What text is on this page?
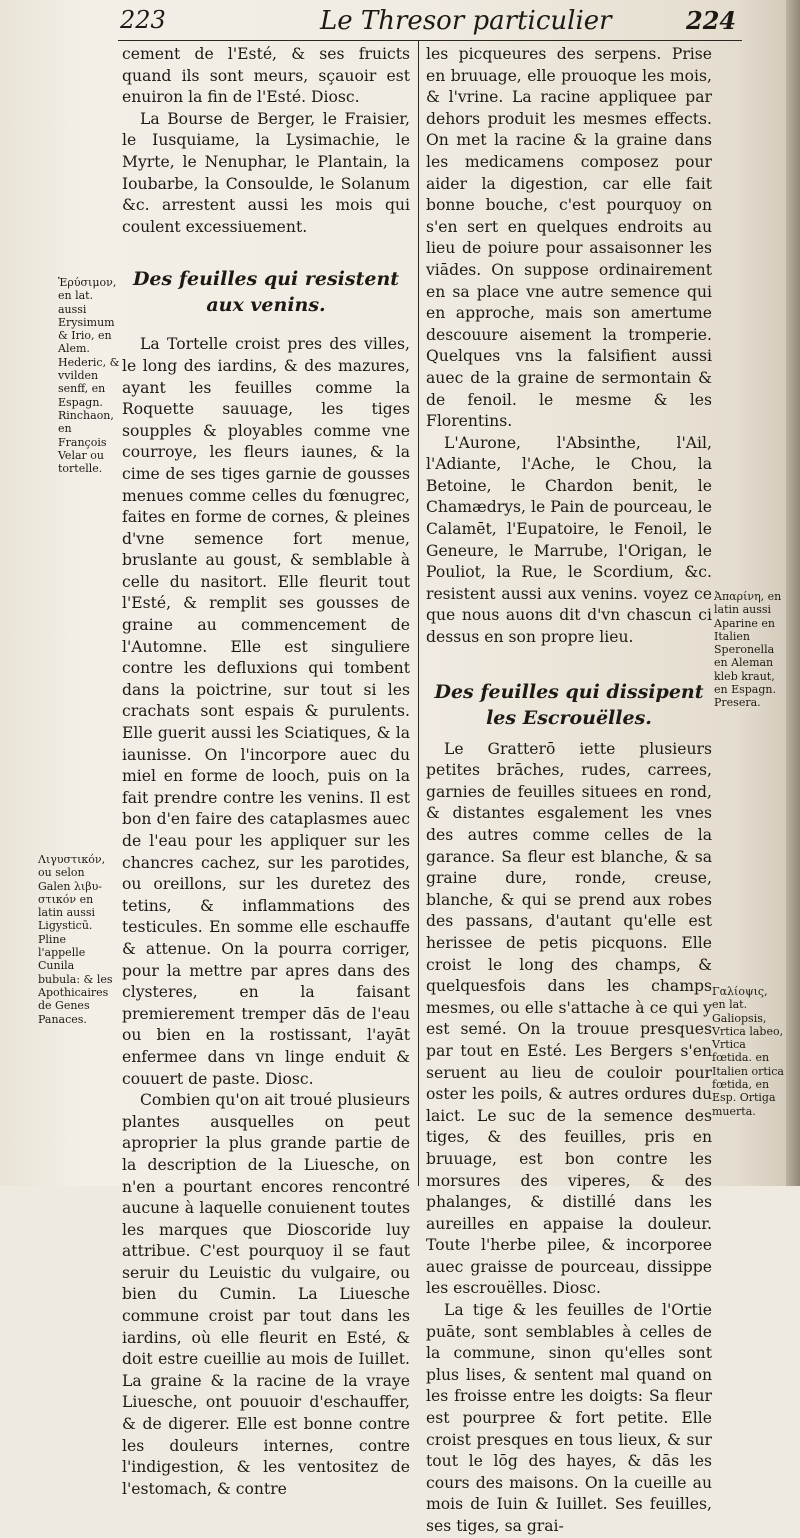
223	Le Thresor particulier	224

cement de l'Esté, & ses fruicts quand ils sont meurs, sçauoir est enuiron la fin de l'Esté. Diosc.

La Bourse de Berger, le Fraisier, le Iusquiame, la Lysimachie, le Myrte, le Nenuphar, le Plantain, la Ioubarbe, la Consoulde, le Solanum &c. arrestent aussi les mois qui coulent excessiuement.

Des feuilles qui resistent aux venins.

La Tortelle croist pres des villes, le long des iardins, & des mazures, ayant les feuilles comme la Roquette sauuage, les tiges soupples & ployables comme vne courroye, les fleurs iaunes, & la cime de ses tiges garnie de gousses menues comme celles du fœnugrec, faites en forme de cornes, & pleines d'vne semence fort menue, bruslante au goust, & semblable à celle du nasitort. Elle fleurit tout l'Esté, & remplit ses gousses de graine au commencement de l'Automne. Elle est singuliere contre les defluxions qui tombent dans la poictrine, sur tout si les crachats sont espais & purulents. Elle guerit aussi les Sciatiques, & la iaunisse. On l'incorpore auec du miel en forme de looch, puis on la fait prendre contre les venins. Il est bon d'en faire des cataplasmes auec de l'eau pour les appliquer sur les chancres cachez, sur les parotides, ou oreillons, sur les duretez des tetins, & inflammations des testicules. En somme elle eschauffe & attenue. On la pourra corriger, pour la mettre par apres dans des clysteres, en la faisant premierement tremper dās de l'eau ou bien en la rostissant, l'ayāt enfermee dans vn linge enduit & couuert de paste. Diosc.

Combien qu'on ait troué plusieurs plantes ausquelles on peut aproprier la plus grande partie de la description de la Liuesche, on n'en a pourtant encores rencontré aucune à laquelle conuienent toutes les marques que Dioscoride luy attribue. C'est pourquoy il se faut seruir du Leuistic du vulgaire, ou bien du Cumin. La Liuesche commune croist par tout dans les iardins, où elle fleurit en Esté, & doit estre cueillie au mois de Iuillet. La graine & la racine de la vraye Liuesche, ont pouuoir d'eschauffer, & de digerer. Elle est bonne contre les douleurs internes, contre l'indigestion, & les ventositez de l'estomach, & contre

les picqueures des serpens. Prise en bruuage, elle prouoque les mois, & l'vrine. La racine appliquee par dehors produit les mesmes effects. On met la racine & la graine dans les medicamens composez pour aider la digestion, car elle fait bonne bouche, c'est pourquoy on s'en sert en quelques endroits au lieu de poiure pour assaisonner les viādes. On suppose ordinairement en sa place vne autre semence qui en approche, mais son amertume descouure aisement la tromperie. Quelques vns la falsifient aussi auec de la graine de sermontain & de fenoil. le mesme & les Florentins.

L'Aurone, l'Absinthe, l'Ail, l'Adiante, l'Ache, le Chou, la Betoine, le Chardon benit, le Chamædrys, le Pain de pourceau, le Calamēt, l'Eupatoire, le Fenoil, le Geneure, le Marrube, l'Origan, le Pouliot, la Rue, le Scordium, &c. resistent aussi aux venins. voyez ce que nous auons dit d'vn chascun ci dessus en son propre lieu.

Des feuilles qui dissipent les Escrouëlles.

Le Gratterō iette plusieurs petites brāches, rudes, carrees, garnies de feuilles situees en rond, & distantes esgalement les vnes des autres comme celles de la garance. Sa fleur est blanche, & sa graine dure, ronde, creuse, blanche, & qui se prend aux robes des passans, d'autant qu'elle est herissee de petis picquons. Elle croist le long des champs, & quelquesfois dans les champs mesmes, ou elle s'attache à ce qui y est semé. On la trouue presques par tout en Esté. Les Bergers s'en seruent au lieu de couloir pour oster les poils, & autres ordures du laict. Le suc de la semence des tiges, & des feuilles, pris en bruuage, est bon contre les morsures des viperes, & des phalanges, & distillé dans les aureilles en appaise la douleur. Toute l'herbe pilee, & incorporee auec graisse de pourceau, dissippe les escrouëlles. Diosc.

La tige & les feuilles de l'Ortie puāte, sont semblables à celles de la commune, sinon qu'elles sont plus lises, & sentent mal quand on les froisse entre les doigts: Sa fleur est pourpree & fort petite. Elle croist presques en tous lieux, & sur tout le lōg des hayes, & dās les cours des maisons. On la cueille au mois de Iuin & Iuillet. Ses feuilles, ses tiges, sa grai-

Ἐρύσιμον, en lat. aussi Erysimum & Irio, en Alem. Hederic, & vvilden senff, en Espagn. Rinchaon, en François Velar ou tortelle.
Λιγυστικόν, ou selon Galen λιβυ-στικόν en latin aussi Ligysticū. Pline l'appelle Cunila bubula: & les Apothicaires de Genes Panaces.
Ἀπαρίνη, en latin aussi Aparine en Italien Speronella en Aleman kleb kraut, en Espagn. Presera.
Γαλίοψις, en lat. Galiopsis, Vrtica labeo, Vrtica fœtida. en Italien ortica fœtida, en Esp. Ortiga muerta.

---

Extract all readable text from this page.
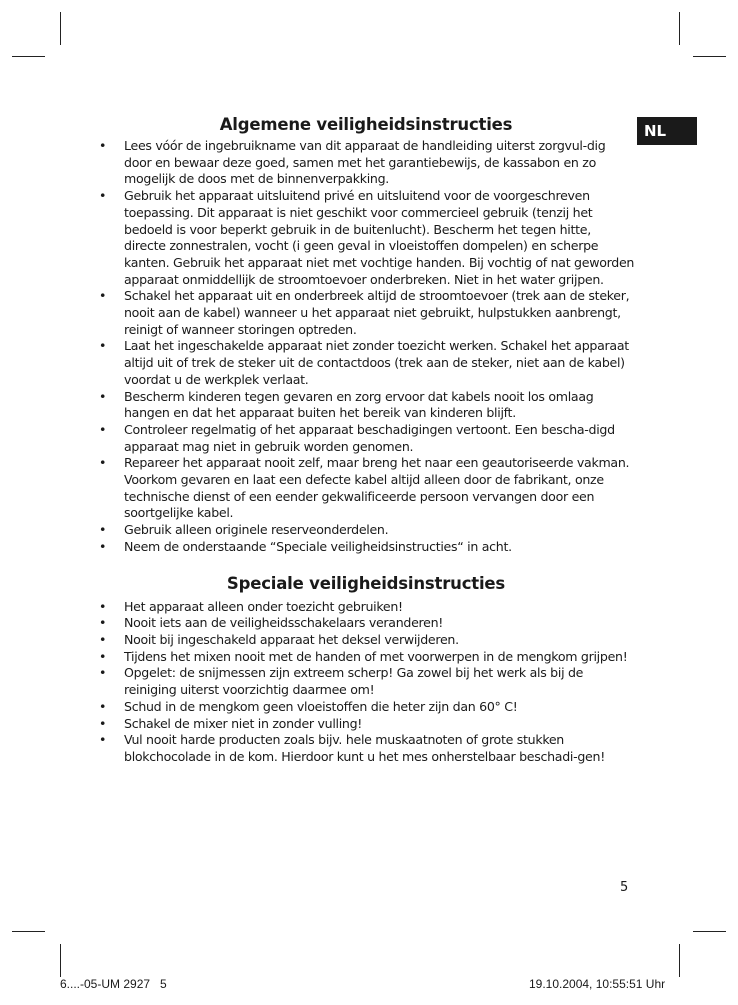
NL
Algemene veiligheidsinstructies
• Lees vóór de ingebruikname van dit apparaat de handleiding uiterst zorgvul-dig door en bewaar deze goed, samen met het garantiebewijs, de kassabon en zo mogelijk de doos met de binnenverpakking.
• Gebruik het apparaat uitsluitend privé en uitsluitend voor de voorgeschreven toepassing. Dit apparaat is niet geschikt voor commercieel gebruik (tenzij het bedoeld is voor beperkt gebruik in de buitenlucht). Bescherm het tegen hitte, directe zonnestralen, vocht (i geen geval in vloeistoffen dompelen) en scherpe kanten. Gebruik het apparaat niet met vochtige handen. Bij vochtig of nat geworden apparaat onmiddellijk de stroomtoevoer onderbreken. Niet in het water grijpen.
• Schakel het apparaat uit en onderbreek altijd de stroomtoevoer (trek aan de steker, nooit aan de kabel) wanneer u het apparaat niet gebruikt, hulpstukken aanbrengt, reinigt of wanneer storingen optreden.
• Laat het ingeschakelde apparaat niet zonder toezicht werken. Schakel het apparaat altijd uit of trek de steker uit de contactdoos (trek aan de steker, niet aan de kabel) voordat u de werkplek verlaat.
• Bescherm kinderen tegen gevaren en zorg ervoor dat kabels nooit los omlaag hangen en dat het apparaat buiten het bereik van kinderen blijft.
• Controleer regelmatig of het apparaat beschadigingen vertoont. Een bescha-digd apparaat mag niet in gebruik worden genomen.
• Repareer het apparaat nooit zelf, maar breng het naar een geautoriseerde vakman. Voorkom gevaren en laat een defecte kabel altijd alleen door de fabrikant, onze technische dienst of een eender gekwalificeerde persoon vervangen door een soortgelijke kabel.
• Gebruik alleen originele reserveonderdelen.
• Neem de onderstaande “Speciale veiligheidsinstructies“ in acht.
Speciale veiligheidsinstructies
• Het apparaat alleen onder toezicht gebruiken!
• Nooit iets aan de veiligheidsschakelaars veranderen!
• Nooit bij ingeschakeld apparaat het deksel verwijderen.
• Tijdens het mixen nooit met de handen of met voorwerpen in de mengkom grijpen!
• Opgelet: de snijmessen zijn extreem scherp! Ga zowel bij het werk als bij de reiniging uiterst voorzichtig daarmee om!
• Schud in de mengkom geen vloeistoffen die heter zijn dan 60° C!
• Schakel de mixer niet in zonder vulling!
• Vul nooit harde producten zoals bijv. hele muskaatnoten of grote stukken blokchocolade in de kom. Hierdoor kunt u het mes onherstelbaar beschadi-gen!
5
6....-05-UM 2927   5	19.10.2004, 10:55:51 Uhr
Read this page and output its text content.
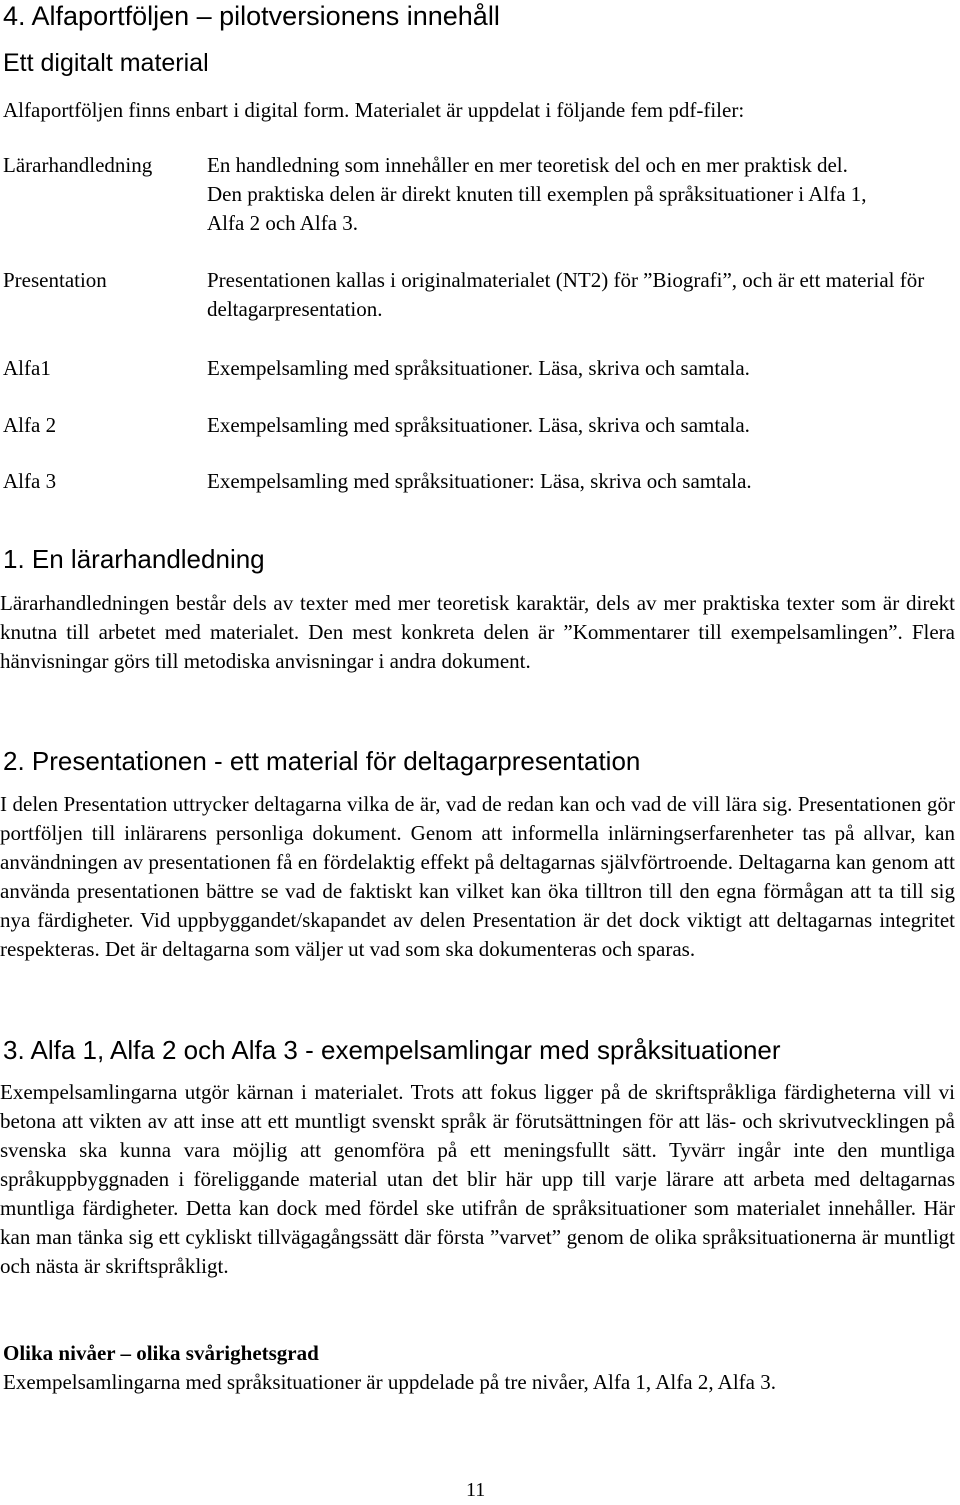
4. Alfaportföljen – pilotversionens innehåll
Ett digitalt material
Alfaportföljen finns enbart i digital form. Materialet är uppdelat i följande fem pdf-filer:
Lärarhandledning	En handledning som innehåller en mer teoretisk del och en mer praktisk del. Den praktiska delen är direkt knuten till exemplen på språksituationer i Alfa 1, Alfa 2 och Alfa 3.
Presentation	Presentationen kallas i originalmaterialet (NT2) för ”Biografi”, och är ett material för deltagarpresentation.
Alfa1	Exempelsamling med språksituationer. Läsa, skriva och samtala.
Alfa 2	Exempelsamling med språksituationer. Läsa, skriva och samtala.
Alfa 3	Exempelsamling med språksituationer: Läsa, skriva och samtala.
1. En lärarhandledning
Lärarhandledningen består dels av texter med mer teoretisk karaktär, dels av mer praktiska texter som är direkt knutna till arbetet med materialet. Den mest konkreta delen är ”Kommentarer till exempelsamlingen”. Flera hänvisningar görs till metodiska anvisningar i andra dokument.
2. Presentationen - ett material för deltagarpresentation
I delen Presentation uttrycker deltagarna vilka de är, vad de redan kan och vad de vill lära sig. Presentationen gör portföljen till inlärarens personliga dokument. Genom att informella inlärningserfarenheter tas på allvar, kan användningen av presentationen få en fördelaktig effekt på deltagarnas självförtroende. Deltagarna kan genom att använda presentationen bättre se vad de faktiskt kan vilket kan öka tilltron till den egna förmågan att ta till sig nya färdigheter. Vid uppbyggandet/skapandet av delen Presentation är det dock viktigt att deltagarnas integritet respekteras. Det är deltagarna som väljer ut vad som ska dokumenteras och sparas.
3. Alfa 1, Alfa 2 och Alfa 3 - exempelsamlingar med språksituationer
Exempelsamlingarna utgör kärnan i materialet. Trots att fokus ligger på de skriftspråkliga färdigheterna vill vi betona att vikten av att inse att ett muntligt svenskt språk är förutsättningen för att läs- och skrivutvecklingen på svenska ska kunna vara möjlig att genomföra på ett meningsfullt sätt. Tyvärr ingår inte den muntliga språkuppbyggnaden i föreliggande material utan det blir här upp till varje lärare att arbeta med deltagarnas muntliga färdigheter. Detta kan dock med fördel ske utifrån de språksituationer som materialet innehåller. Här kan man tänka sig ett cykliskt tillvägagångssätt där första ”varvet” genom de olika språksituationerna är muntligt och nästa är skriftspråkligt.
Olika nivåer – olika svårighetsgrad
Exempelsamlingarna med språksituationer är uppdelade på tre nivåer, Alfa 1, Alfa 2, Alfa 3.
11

What to work on >> Your reply must consist of a number alone: the count of lines in the listing that contain the string "zonder".

Answer below >> 2